# Start of SELECTED PASSAGE

When Chuck Madson was announced as the judge’s pick for the Mirror Ball trophy following this year’s Dance Lompoc competition, the local substance abuse and treatment counselor admitted he was shocked.
The event, held Saturday at the Anderson Recreation Center, was Madson’s first time performing a dance routine — at least publicly — and he indicated afterward that it will likely also be his last.
“I’ve decided to retire my cape while I’m ahead,” he said.
Madson’s win was one of several highlights from the fundraising event, which was put on by the Lompoc Valley Chamber of Commerce and featured dance performances from six local “celebrities” who teamed with instructors from area dance studios to raise money for nonprofits of their choosing.
Overall, the event drew about 200 spectators and raised $18,326 for the various nonprofit organizations, making it a “huge success,” according to Amber Wilson, the president/CEO of the Lompoc chamber.

# End of SELECTED PASSAGE
# Start of GIVEN ENTRIES

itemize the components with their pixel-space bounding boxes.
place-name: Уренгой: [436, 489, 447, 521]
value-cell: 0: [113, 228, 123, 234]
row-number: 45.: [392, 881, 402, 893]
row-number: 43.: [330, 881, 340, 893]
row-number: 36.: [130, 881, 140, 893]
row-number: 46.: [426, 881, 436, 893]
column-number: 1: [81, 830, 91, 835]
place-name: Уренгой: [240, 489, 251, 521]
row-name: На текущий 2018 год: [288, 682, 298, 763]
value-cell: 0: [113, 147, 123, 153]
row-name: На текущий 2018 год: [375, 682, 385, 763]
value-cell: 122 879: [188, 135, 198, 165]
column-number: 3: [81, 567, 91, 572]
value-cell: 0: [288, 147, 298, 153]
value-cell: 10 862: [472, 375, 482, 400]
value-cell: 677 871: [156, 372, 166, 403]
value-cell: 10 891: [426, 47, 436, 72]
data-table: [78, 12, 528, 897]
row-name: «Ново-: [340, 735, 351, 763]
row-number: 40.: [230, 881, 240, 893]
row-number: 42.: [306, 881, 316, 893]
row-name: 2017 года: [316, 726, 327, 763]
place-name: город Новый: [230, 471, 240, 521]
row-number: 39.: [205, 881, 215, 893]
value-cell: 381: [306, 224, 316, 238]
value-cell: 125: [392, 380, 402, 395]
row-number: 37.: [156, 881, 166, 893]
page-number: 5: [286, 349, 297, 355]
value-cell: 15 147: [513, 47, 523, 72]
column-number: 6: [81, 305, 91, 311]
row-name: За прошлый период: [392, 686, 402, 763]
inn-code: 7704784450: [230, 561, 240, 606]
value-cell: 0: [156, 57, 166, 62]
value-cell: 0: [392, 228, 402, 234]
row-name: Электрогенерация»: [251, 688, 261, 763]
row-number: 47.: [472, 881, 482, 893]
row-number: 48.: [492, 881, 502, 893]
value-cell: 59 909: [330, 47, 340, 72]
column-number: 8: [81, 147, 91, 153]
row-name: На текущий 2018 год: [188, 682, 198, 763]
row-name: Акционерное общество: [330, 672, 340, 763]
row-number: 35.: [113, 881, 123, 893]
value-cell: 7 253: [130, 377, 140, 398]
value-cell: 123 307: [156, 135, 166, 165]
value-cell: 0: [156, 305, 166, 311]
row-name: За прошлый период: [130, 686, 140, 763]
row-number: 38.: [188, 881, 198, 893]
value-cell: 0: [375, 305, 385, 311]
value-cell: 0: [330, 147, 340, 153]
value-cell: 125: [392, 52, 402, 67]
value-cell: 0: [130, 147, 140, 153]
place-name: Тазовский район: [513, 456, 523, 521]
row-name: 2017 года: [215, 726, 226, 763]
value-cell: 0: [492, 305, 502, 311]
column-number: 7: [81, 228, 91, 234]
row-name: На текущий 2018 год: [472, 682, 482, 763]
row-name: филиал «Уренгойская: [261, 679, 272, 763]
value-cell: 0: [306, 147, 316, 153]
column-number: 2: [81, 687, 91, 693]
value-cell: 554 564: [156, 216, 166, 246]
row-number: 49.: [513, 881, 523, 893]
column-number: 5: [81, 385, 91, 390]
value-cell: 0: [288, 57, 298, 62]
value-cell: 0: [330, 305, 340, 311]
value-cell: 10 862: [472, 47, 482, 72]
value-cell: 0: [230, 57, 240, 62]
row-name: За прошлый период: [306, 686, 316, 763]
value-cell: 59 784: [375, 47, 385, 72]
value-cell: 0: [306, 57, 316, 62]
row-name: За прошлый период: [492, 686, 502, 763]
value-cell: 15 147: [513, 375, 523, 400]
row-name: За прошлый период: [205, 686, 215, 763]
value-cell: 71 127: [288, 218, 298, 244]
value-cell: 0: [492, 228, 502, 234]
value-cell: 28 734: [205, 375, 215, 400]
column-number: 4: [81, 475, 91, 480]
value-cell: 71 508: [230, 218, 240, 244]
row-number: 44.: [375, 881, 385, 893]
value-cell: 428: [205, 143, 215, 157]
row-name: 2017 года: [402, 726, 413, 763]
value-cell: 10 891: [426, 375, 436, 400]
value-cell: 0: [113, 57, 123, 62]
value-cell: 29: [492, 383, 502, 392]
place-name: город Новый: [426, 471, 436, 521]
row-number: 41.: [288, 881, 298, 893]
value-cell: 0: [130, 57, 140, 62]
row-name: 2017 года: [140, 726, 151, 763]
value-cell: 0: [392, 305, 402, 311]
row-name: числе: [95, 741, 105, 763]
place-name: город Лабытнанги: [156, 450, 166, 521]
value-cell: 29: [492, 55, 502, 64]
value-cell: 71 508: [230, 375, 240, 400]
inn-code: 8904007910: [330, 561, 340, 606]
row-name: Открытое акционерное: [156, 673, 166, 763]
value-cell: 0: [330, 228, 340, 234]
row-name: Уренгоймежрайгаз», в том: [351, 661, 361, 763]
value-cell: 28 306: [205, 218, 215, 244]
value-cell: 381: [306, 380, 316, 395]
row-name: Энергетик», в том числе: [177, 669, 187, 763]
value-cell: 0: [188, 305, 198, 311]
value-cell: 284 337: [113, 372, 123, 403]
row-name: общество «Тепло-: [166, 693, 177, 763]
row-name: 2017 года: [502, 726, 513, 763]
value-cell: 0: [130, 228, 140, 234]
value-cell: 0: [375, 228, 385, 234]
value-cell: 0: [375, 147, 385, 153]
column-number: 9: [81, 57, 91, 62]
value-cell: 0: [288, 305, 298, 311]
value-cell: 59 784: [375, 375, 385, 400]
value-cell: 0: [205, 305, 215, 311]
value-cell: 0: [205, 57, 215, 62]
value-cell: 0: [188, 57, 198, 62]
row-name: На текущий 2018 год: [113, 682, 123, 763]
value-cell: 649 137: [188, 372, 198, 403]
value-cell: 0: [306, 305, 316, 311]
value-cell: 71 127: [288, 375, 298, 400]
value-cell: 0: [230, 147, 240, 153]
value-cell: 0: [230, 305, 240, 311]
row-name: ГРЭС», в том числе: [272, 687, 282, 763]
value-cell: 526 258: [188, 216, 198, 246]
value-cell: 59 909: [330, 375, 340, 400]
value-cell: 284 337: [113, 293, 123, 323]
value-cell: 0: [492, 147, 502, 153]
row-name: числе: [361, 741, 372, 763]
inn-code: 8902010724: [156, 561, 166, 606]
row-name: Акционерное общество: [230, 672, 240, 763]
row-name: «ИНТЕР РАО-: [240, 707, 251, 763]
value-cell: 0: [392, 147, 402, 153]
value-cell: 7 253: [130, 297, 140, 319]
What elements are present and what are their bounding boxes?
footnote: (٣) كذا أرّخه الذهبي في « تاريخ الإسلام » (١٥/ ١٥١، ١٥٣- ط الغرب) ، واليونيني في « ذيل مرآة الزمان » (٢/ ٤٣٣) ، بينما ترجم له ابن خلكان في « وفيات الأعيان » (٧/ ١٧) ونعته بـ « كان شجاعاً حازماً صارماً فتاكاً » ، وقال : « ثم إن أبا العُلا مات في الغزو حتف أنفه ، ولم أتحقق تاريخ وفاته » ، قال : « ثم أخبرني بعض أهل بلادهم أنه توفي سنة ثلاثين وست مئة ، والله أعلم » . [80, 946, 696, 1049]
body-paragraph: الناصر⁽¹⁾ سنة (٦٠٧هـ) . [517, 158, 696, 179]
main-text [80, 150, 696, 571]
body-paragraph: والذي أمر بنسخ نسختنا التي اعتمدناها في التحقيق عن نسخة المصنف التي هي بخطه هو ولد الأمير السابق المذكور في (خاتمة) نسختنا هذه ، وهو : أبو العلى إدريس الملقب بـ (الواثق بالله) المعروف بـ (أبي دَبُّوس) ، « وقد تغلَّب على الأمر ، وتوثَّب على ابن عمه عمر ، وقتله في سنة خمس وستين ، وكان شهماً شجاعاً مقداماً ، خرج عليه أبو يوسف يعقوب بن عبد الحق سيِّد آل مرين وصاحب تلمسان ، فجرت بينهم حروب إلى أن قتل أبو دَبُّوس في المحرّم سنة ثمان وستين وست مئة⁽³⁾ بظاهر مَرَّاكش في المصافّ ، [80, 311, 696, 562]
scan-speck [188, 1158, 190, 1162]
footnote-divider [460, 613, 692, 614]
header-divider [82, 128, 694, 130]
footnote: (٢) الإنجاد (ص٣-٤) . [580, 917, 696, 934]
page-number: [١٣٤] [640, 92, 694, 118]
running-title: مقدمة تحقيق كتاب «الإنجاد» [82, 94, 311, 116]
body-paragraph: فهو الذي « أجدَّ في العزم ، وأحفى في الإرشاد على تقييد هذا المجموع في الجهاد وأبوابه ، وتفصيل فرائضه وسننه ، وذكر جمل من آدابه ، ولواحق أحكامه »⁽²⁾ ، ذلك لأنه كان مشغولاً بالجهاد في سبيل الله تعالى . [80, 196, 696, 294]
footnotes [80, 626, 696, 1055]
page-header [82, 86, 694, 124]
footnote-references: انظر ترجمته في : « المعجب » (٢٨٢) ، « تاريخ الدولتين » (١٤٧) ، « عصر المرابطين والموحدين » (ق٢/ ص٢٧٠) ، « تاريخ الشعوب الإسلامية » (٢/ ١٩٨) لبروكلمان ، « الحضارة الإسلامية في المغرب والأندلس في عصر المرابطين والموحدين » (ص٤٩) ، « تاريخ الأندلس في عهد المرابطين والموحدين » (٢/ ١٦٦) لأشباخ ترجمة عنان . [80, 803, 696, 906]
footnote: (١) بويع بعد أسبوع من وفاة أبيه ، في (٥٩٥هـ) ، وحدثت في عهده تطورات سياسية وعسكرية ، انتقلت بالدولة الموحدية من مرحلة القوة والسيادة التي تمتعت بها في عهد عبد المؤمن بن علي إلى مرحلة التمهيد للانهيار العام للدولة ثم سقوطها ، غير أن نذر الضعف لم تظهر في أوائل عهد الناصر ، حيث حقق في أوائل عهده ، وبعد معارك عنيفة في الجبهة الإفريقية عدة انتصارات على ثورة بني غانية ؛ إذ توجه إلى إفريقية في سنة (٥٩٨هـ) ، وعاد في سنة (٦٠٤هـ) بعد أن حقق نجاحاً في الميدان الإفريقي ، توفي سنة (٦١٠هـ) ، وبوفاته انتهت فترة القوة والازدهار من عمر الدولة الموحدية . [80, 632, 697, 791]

# End of GIVEN ENTRIES

## OBJECTIVES
A - According to the Dance Lompoc article, how much money did the event raise for the nonprofit organizations?
B - Continue the Dance Lompoc article from its last sentence.
The records come from a separate source, not from the Dance Lompoc article.

## THE REPLIES
A - $18,326

B -
“The dancers are really the heartbeat of this event and their dedication and hard work was evident with a packed house and fundraising efforts at an all-time high,” Wilson said.
Madson, a director for Coast Valley Substance Abuse Treatment Centers, wasn’t the only winner of the night.
Stacy Lowthorp, a co-owner of South Side Coffee Co., won the award for most money raised for her nonprofit, which was the Lompoc Theatre Project. Lowthorp brought in more than 70 percent of the overall fundraising total by racking up $12,396 in donations.
The other participants (and the nonprofit they supported) were:
- Hancock College President Kevin Walthers (The Hancock Promise);
- Grocery Outlet co-owner Alix Crocker (Shadow’s Fund);
- Lompoc Fire Chief Gerald Kuras (Fire-Velo Cycling Club); and
- Lompoc Police Capt. Deanna Clement (Hats for Hope).
Madson supported a game room renovation project planned for the Lompoc Boys and Girls Club.
The participating dance studios included Boscutti Ballet Theatre, The Alley Project and Garcia Dance Studio. In addition to training the "celebrity" dancers, the studios also showcased some of their own performers and dance styles during exhibition routines Saturday night.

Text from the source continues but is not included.